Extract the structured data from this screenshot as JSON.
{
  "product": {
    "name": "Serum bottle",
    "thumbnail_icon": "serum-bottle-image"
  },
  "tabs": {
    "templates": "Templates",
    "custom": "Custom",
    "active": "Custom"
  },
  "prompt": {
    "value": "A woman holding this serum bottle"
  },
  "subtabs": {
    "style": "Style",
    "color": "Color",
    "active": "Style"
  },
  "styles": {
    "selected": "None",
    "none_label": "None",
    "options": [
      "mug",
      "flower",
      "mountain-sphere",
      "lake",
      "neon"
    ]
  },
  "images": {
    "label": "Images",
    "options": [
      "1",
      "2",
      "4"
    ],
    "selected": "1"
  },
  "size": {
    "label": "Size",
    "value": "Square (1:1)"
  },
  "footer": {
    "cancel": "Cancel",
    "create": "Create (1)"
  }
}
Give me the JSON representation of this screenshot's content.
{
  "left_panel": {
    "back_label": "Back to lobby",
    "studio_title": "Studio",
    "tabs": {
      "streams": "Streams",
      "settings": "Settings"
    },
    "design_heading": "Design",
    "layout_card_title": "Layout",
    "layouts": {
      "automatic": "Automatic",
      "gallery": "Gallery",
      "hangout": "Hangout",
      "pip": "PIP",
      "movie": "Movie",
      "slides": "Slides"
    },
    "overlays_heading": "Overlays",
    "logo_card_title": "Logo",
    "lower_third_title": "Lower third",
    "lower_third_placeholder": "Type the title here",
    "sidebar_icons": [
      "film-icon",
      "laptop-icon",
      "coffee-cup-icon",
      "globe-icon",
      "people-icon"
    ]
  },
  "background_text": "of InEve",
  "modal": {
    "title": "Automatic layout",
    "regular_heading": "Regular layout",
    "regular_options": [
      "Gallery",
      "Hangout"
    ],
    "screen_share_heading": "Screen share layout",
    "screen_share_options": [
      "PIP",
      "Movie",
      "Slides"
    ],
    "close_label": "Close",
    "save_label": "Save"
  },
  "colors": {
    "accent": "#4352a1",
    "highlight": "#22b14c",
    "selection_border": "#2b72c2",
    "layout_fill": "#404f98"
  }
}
____
**Task details**
Write the complete data out, exactly as above.

**The result**
Extract the structured data from this screenshot as JSON.
{
  "product": {
    "name": "Serum bottle",
    "thumbnail_icon": "serum-bottle-image"
  },
  "tabs": {
    "templates": "Templates",
    "custom": "Custom",
    "active": "Custom"
  },
  "prompt": {
    "value": "A woman holding this serum bottle"
  },
  "subtabs": {
    "style": "Style",
    "color": "Color",
    "active": "Style"
  },
  "styles": {
    "selected": "None",
    "none_label": "None",
    "options": [
      "mug",
      "flower",
      "mountain-sphere",
      "lake",
      "neon"
    ]
  },
  "images": {
    "label": "Images",
    "options": [
      "1",
      "2",
      "4"
    ],
    "selected": "1"
  },
  "size": {
    "label": "Size",
    "value": "Square (1:1)"
  },
  "footer": {
    "cancel": "Cancel",
    "create": "Create (1)"
  }
}
Give me the JSON representation of this screenshot's content.
{
  "left_panel": {
    "back_label": "Back to lobby",
    "studio_title": "Studio",
    "tabs": {
      "streams": "Streams",
      "settings": "Settings"
    },
    "design_heading": "Design",
    "layout_card_title": "Layout",
    "layouts": {
      "automatic": "Automatic",
      "gallery": "Gallery",
      "hangout": "Hangout",
      "pip": "PIP",
      "movie": "Movie",
      "slides": "Slides"
    },
    "overlays_heading": "Overlays",
    "logo_card_title": "Logo",
    "lower_third_title": "Lower third",
    "lower_third_placeholder": "Type the title here",
    "sidebar_icons": [
      "film-icon",
      "laptop-icon",
      "coffee-cup-icon",
      "globe-icon",
      "people-icon"
    ]
  },
  "background_text": "of InEve",
  "modal": {
    "title": "Automatic layout",
    "regular_heading": "Regular layout",
    "regular_options": [
      "Gallery",
      "Hangout"
    ],
    "screen_share_heading": "Screen share layout",
    "screen_share_options": [
      "PIP",
      "Movie",
      "Slides"
    ],
    "close_label": "Close",
    "save_label": "Save"
  },
  "colors": {
    "accent": "#4352a1",
    "highlight": "#22b14c",
    "selection_border": "#2b72c2",
    "layout_fill": "#404f98"
  }
}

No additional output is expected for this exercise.